--- EXERCISE MATERIAL ---

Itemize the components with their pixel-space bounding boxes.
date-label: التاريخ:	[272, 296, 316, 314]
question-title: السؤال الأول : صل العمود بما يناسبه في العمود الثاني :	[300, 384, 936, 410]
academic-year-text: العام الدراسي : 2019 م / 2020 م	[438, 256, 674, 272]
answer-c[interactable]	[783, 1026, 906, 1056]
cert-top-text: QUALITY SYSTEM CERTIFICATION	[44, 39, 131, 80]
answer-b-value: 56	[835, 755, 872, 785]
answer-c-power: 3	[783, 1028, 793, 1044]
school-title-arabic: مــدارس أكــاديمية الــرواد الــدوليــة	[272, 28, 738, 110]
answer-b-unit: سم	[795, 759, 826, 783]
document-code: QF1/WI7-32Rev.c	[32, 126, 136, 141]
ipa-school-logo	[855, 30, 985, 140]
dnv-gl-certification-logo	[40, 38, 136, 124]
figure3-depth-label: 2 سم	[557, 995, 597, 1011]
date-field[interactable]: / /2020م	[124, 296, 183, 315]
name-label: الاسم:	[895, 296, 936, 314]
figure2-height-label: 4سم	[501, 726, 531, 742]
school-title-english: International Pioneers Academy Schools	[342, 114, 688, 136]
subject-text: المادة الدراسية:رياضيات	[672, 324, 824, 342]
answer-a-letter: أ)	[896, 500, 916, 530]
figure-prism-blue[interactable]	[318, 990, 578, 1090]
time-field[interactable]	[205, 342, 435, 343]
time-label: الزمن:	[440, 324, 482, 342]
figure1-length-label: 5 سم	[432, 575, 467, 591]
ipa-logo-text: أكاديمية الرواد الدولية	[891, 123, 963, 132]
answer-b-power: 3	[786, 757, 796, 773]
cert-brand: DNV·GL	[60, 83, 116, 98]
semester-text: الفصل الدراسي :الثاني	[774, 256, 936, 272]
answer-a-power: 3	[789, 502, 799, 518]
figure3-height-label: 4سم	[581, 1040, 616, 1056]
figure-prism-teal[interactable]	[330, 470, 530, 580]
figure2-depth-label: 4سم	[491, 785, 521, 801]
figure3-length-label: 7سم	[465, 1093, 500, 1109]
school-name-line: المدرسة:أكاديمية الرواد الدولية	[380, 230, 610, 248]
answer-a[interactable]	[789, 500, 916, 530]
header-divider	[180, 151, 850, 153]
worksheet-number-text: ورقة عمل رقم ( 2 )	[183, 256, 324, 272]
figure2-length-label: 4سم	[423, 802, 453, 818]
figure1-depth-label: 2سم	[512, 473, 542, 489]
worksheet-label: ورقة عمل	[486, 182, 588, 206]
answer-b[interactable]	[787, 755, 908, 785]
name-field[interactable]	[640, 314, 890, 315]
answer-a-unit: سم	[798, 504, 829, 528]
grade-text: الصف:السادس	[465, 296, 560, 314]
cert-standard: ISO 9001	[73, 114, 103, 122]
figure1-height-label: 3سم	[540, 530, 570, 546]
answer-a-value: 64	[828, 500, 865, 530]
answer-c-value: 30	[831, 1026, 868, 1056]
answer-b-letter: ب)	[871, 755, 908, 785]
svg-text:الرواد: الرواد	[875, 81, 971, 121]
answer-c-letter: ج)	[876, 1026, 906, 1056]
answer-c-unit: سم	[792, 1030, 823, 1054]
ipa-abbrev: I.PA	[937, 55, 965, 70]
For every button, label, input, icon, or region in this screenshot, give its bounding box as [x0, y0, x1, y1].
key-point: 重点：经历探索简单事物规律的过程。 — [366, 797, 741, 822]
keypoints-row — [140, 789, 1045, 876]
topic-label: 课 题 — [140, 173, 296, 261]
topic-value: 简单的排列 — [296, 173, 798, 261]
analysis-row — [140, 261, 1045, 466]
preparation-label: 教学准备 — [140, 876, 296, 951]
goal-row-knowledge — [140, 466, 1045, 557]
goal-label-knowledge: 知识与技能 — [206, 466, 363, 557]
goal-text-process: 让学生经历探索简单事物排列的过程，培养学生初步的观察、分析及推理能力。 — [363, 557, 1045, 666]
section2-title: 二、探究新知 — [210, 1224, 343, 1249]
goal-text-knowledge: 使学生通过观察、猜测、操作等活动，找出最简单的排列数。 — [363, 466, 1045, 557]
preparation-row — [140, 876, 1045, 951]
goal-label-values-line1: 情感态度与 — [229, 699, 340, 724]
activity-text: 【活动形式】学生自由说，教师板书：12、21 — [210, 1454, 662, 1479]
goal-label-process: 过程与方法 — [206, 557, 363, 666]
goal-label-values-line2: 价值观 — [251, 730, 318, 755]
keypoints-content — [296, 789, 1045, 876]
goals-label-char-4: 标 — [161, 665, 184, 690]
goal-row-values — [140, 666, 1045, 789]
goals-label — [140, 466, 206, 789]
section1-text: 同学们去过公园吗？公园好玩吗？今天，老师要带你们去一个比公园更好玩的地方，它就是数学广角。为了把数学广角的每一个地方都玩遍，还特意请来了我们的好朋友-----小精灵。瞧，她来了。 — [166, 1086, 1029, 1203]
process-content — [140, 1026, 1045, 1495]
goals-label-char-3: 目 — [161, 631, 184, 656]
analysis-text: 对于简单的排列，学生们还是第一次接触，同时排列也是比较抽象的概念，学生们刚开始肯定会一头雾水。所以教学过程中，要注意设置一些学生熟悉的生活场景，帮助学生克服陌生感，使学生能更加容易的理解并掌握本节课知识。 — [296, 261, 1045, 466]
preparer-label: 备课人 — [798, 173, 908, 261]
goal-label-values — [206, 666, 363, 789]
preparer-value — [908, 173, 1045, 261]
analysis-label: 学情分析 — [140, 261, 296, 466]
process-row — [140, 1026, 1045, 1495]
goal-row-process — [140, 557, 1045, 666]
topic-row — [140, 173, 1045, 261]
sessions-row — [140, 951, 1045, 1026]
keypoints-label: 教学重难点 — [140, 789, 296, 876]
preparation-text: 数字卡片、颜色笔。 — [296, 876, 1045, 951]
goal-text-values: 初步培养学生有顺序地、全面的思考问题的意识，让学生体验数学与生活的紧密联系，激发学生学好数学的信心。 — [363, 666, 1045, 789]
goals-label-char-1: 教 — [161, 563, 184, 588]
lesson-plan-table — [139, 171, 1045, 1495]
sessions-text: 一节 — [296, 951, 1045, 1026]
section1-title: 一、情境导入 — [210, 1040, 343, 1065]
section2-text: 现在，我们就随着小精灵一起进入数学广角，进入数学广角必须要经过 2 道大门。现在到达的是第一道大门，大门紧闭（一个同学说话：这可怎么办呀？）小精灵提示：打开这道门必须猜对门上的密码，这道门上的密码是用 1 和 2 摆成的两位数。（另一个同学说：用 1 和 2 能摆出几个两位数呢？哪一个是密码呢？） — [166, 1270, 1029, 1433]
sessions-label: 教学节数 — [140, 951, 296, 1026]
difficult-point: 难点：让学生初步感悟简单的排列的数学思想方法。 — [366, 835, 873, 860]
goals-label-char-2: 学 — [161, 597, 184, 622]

---

## GIVEN INSTRUCTION
Return every line of the data above unchanged, character for character.

## THE SOLUTION
Itemize the components with their pixel-space bounding boxes.
date-label: التاريخ:	[272, 296, 316, 314]
question-title: السؤال الأول : صل العمود بما يناسبه في العمود الثاني :	[300, 384, 936, 410]
academic-year-text: العام الدراسي : 2019 م / 2020 م	[438, 256, 674, 272]
answer-c[interactable]	[783, 1026, 906, 1056]
cert-top-text: QUALITY SYSTEM CERTIFICATION	[44, 39, 131, 80]
answer-b-value: 56	[835, 755, 872, 785]
answer-c-power: 3	[783, 1028, 793, 1044]
school-title-arabic: مــدارس أكــاديمية الــرواد الــدوليــة	[272, 28, 738, 110]
answer-b-unit: سم	[795, 759, 826, 783]
document-code: QF1/WI7-32Rev.c	[32, 126, 136, 141]
ipa-school-logo	[855, 30, 985, 140]
dnv-gl-certification-logo	[40, 38, 136, 124]
figure3-depth-label: 2 سم	[557, 995, 597, 1011]
date-field[interactable]: / /2020م	[124, 296, 183, 315]
name-label: الاسم:	[895, 296, 936, 314]
figure2-height-label: 4سم	[501, 726, 531, 742]
school-title-english: International Pioneers Academy Schools	[342, 114, 688, 136]
subject-text: المادة الدراسية:رياضيات	[672, 324, 824, 342]
answer-a-letter: أ)	[896, 500, 916, 530]
figure-prism-blue[interactable]	[318, 990, 578, 1090]
time-field[interactable]	[205, 342, 435, 343]
time-label: الزمن:	[440, 324, 482, 342]
figure1-length-label: 5 سم	[432, 575, 467, 591]
ipa-logo-text: أكاديمية الرواد الدولية	[891, 123, 963, 132]
answer-b-power: 3	[786, 757, 796, 773]
cert-brand: DNV·GL	[60, 83, 116, 98]
semester-text: الفصل الدراسي :الثاني	[774, 256, 936, 272]
answer-a-power: 3	[789, 502, 799, 518]
figure3-height-label: 4سم	[581, 1040, 616, 1056]
figure-prism-teal[interactable]	[330, 470, 530, 580]
figure2-depth-label: 4سم	[491, 785, 521, 801]
figure3-length-label: 7سم	[465, 1093, 500, 1109]
school-name-line: المدرسة:أكاديمية الرواد الدولية	[380, 230, 610, 248]
answer-a[interactable]	[789, 500, 916, 530]
header-divider	[180, 151, 850, 153]
worksheet-number-text: ورقة عمل رقم ( 2 )	[183, 256, 324, 272]
figure2-length-label: 4سم	[423, 802, 453, 818]
figure1-depth-label: 2سم	[512, 473, 542, 489]
worksheet-label: ورقة عمل	[486, 182, 588, 206]
answer-b[interactable]	[787, 755, 908, 785]
name-field[interactable]	[640, 314, 890, 315]
answer-a-unit: سم	[798, 504, 829, 528]
grade-text: الصف:السادس	[465, 296, 560, 314]
cert-standard: ISO 9001	[73, 114, 103, 122]
figure1-height-label: 3سم	[540, 530, 570, 546]
answer-a-value: 64	[828, 500, 865, 530]
answer-c-value: 30	[831, 1026, 868, 1056]
answer-b-letter: ب)	[871, 755, 908, 785]
svg-text:الرواد: الرواد	[875, 81, 971, 121]
answer-c-letter: ج)	[876, 1026, 906, 1056]
answer-c-unit: سم	[792, 1030, 823, 1054]
ipa-abbrev: I.PA	[937, 55, 965, 70]
For every button, label, input, icon, or region in this screenshot, give its bounding box as [x0, y0, x1, y1].
key-point: 重点：经历探索简单事物规律的过程。 — [366, 797, 741, 822]
keypoints-row — [140, 789, 1045, 876]
topic-label: 课 题 — [140, 173, 296, 261]
topic-value: 简单的排列 — [296, 173, 798, 261]
analysis-row — [140, 261, 1045, 466]
preparation-label: 教学准备 — [140, 876, 296, 951]
goal-row-knowledge — [140, 466, 1045, 557]
goal-label-knowledge: 知识与技能 — [206, 466, 363, 557]
goal-text-process: 让学生经历探索简单事物排列的过程，培养学生初步的观察、分析及推理能力。 — [363, 557, 1045, 666]
section2-title: 二、探究新知 — [210, 1224, 343, 1249]
goal-text-knowledge: 使学生通过观察、猜测、操作等活动，找出最简单的排列数。 — [363, 466, 1045, 557]
preparation-row — [140, 876, 1045, 951]
goal-label-values-line1: 情感态度与 — [229, 699, 340, 724]
activity-text: 【活动形式】学生自由说，教师板书：12、21 — [210, 1454, 662, 1479]
goal-label-process: 过程与方法 — [206, 557, 363, 666]
goal-label-values-line2: 价值观 — [251, 730, 318, 755]
keypoints-content — [296, 789, 1045, 876]
goals-label-char-4: 标 — [161, 665, 184, 690]
goal-row-values — [140, 666, 1045, 789]
goals-label — [140, 466, 206, 789]
section1-text: 同学们去过公园吗？公园好玩吗？今天，老师要带你们去一个比公园更好玩的地方，它就是数学广角。为了把数学广角的每一个地方都玩遍，还特意请来了我们的好朋友-----小精灵。瞧，她来了。 — [166, 1086, 1029, 1203]
process-content — [140, 1026, 1045, 1495]
goals-label-char-3: 目 — [161, 631, 184, 656]
analysis-text: 对于简单的排列，学生们还是第一次接触，同时排列也是比较抽象的概念，学生们刚开始肯定会一头雾水。所以教学过程中，要注意设置一些学生熟悉的生活场景，帮助学生克服陌生感，使学生能更加容易的理解并掌握本节课知识。 — [296, 261, 1045, 466]
preparer-label: 备课人 — [798, 173, 908, 261]
goal-label-values — [206, 666, 363, 789]
preparer-value — [908, 173, 1045, 261]
analysis-label: 学情分析 — [140, 261, 296, 466]
process-row — [140, 1026, 1045, 1495]
goal-row-process — [140, 557, 1045, 666]
topic-row — [140, 173, 1045, 261]
sessions-row — [140, 951, 1045, 1026]
keypoints-label: 教学重难点 — [140, 789, 296, 876]
preparation-text: 数字卡片、颜色笔。 — [296, 876, 1045, 951]
goal-text-values: 初步培养学生有顺序地、全面的思考问题的意识，让学生体验数学与生活的紧密联系，激发学生学好数学的信心。 — [363, 666, 1045, 789]
goals-label-char-1: 教 — [161, 563, 184, 588]
lesson-plan-table — [139, 171, 1045, 1495]
sessions-text: 一节 — [296, 951, 1045, 1026]
section1-title: 一、情境导入 — [210, 1040, 343, 1065]
section2-text: 现在，我们就随着小精灵一起进入数学广角，进入数学广角必须要经过 2 道大门。现在到达的是第一道大门，大门紧闭（一个同学说话：这可怎么办呀？）小精灵提示：打开这道门必须猜对门上的密码，这道门上的密码是用 1 和 2 摆成的两位数。（另一个同学说：用 1 和 2 能摆出几个两位数呢？哪一个是密码呢？） — [166, 1270, 1029, 1433]
sessions-label: 教学节数 — [140, 951, 296, 1026]
difficult-point: 难点：让学生初步感悟简单的排列的数学思想方法。 — [366, 835, 873, 860]
goals-label-char-2: 学 — [161, 597, 184, 622]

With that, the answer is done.